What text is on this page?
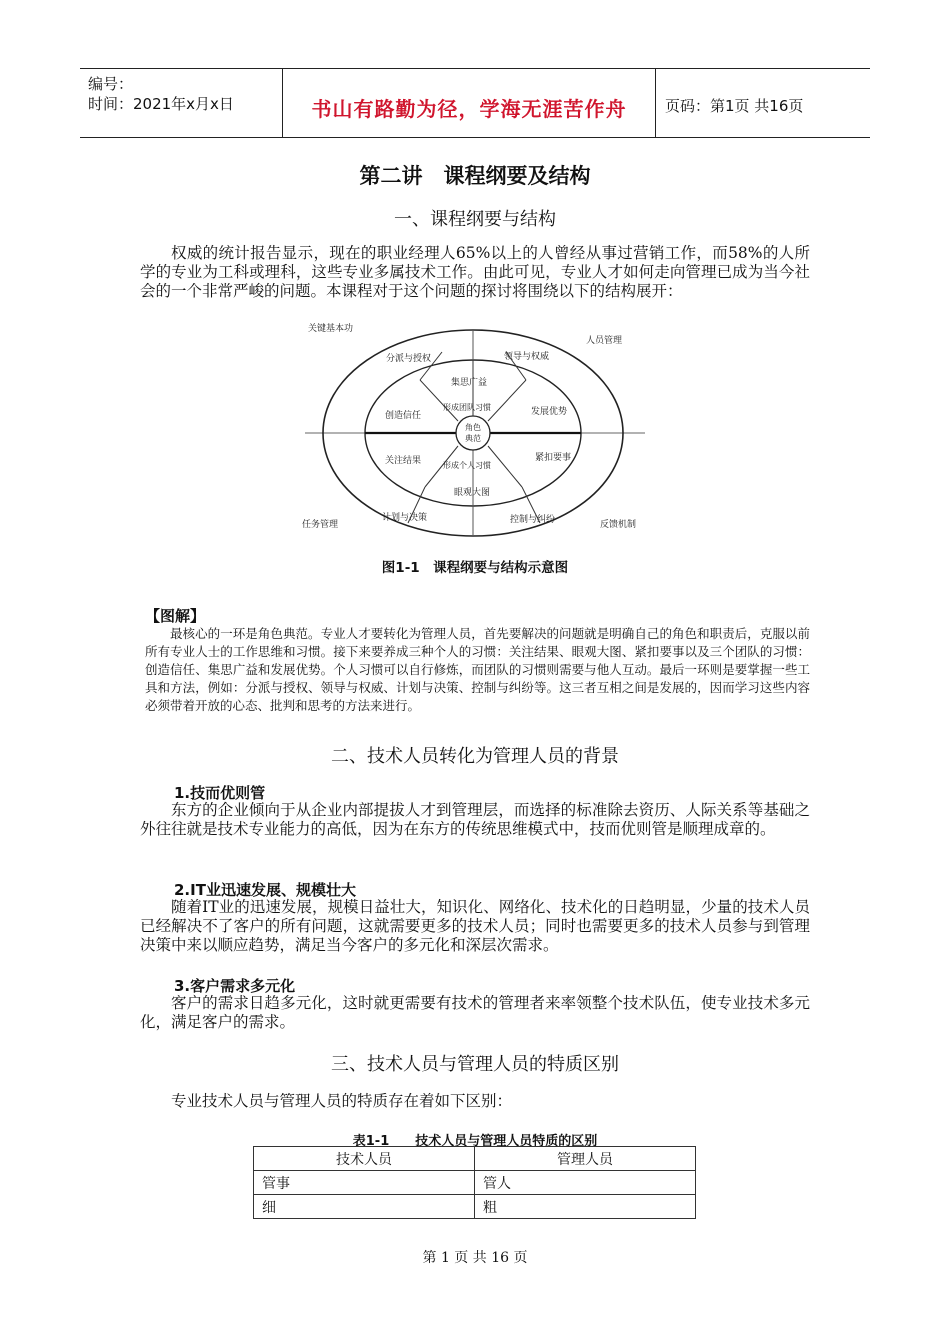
编号：
时间：2021年x月x日	书山有路勤为径，学海无涯苦作舟	页码：第1页 共16页
第二讲　课程纲要及结构
一、课程纲要与结构
权威的统计报告显示，现在的职业经理人65%以上的人曾经从事过营销工作，而58%的人所学的专业为工科或理科，这些专业多属技术工作。由此可见，专业人才如何走向管理已成为当今社会的一个非常严峻的问题。本课程对于这个问题的探讨将围绕以下的结构展开：
关键基本功
人员管理
任务管理	反馈机制
分派与授权	领导与权威
创造信任	发展优势
关注结果	紧扣要事
计划与决策	控制与纠纷
集思广益
形成团队习惯
形成个人习惯
眼观大图
角色
典范
图1-1　课程纲要与结构示意图
【图解】
最核心的一环是角色典范。专业人才要转化为管理人员，首先要解决的问题就是明确自己的角色和职责后，克服以前所有专业人士的工作思维和习惯。接下来要养成三种个人的习惯：关注结果、眼观大图、紧扣要事以及三个团队的习惯：创造信任、集思广益和发展优势。个人习惯可以自行修炼，而团队的习惯则需要与他人互动。最后一环则是要掌握一些工具和方法，例如：分派与授权、领导与权威、计划与决策、控制与纠纷等。这三者互相之间是发展的，因而学习这些内容必须带着开放的心态、批判和思考的方法来进行。
二、技术人员转化为管理人员的背景
1.技而优则管
东方的企业倾向于从企业内部提拔人才到管理层，而选择的标准除去资历、人际关系等基础之外往往就是技术专业能力的高低，因为在东方的传统思维模式中，技而优则管是顺理成章的。
2.IT业迅速发展、规模壮大
随着IT业的迅速发展，规模日益壮大，知识化、网络化、技术化的日趋明显，少量的技术人员已经解决不了客户的所有问题，这就需要更多的技术人员；同时也需要更多的技术人员参与到管理决策中来以顺应趋势，满足当今客户的多元化和深层次需求。
3.客户需求多元化
客户的需求日趋多元化，这时就更需要有技术的管理者来率领整个技术队伍，使专业技术多元化，满足客户的需求。
三、技术人员与管理人员的特质区别
专业技术人员与管理人员的特质存在着如下区别：
表1-1　　技术人员与管理人员特质的区别
技术人员	管理人员
管事	管人
细	粗
第 1 页 共 16 页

◆ PROBLEM DETAILS
Set down all the entries exactly as they appear, but skip any pictures.

◆ COMPLETE ANSWER
What text is on this page?
编号：
时间：2021年x月x日	书山有路勤为径，学海无涯苦作舟	页码：第1页 共16页
第二讲　课程纲要及结构
一、课程纲要与结构
权威的统计报告显示，现在的职业经理人65%以上的人曾经从事过营销工作，而58%的人所学的专业为工科或理科，这些专业多属技术工作。由此可见，专业人才如何走向管理已成为当今社会的一个非常严峻的问题。本课程对于这个问题的探讨将围绕以下的结构展开：
关键基本功
人员管理
任务管理	反馈机制
分派与授权	领导与权威
创造信任	发展优势
关注结果	紧扣要事
计划与决策	控制与纠纷
集思广益
形成团队习惯
形成个人习惯
眼观大图
角色
典范
图1-1　课程纲要与结构示意图
【图解】
最核心的一环是角色典范。专业人才要转化为管理人员，首先要解决的问题就是明确自己的角色和职责后，克服以前所有专业人士的工作思维和习惯。接下来要养成三种个人的习惯：关注结果、眼观大图、紧扣要事以及三个团队的习惯：创造信任、集思广益和发展优势。个人习惯可以自行修炼，而团队的习惯则需要与他人互动。最后一环则是要掌握一些工具和方法，例如：分派与授权、领导与权威、计划与决策、控制与纠纷等。这三者互相之间是发展的，因而学习这些内容必须带着开放的心态、批判和思考的方法来进行。
二、技术人员转化为管理人员的背景
1.技而优则管
东方的企业倾向于从企业内部提拔人才到管理层，而选择的标准除去资历、人际关系等基础之外往往就是技术专业能力的高低，因为在东方的传统思维模式中，技而优则管是顺理成章的。
2.IT业迅速发展、规模壮大
随着IT业的迅速发展，规模日益壮大，知识化、网络化、技术化的日趋明显，少量的技术人员已经解决不了客户的所有问题，这就需要更多的技术人员；同时也需要更多的技术人员参与到管理决策中来以顺应趋势，满足当今客户的多元化和深层次需求。
3.客户需求多元化
客户的需求日趋多元化，这时就更需要有技术的管理者来率领整个技术队伍，使专业技术多元化，满足客户的需求。
三、技术人员与管理人员的特质区别
专业技术人员与管理人员的特质存在着如下区别：
表1-1　　技术人员与管理人员特质的区别
技术人员	管理人员
管事	管人
细	粗
第 1 页 共 16 页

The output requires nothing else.